== EXTRAIT CHOISI ==
═══
On observe dès la seconde moitié du 19e siècle sur l’ensemble du territoire breton, la constitution de réseaux migratoires durables d’Italiens, toujours perceptibles aujourd’hui. — EMERY, Céline, Immigration italienne en Finistère : parcours d’intégration, Thèse de doctorat en Ethnologie, Bretagne occidentale, 2013. —
Localisation du lieu de l’accident
Jean-Pierre Nennig avance une hypothèse concernant le lieu de l’accident.
La tradition situe la catastrophe au passage à niveau à la sortie de Gaël. Les blessés sont conduits dans une longère située à quelques dizaines de mètres. Cette maison est dénommée par la population locale « L’Ambulance » 6.
Plusieurs indices permettent de remettre en cause cette hypothèse et de situer précisément le lieu de l’accident.
═══
== CONSIGNE 1 ==
Produisez le passage de l'extrait choisi qui va de « La tradition situe » jusqu'à « précisément le lieu de l’accident. » inclus, sans rien y changer.

== DONNÉES FOURNIES ==
═══
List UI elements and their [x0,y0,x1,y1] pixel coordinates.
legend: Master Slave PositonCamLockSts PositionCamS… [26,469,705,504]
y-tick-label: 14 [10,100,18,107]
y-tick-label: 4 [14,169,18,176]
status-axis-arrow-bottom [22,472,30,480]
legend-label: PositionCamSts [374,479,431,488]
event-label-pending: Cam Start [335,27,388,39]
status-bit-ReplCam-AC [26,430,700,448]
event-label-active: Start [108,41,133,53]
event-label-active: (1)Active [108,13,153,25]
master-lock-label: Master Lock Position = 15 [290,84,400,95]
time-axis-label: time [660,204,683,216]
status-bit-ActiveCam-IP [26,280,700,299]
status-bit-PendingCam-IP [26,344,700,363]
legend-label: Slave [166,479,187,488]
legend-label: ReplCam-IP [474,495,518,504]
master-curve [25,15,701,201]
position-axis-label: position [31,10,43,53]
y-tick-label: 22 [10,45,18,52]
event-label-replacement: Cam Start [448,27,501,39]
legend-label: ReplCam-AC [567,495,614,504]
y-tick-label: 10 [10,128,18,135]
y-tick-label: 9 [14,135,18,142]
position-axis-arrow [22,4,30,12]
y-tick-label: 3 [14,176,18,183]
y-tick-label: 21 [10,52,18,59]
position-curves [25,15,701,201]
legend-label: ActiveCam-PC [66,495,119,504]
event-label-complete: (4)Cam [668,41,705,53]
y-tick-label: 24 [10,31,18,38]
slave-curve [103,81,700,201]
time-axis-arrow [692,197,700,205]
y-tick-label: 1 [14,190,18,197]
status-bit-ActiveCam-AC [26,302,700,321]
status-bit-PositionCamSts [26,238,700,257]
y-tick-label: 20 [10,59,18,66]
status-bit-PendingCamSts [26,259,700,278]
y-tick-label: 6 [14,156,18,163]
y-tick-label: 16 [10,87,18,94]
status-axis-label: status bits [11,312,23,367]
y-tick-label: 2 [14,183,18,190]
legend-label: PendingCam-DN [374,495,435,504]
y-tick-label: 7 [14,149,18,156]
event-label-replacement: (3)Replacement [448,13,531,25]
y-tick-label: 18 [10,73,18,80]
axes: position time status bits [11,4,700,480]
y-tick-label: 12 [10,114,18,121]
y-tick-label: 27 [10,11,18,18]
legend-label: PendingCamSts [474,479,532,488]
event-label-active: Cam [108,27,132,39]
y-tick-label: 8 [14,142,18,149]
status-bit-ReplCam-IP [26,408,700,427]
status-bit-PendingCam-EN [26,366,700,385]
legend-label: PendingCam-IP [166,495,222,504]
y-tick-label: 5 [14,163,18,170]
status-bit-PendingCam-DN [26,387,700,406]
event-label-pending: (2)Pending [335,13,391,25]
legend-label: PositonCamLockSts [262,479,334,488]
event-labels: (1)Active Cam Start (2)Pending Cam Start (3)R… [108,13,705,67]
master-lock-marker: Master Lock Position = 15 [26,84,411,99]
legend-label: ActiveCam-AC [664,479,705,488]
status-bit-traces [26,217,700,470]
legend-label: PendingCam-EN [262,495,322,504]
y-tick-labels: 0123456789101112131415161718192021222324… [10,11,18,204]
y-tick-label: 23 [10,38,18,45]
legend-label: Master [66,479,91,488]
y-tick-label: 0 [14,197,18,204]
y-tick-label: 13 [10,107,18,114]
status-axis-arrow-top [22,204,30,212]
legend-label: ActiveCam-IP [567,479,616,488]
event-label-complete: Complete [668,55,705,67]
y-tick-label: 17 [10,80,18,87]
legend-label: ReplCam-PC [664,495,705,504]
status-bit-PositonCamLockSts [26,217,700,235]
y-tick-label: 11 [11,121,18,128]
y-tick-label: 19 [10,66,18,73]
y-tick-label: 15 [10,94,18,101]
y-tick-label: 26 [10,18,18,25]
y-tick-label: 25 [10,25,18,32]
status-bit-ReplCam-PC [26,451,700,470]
═══
== CONSIGNE 2 ==
Renvoyez à l'identique les lignes de la liste, depuis son début jusqu'à la ligne contenant « event-label-active: (1)Active [108,13,153,25] », celle-ci comprise.

== RÉPONSE 1 ==
La tradition situe la catastrophe au passage à niveau à la sortie de Gaël. Les blessés sont conduits dans une longère située à quelques dizaines de mètres. Cette maison est dénommée par la population locale « L’Ambulance » 6.
Plusieurs indices permettent de remettre en cause cette hypothèse et de situer précisément le lieu de l’accident.

== RÉPONSE 2 ==
List UI elements and their [x0,y0,x1,y1] pixel coordinates.
legend: Master Slave PositonCamLockSts PositionCamS… [26,469,705,504]
y-tick-label: 14 [10,100,18,107]
y-tick-label: 4 [14,169,18,176]
status-axis-arrow-bottom [22,472,30,480]
legend-label: PositionCamSts [374,479,431,488]
event-label-pending: Cam Start [335,27,388,39]
status-bit-ReplCam-AC [26,430,700,448]
event-label-active: Start [108,41,133,53]
event-label-active: (1)Active [108,13,153,25]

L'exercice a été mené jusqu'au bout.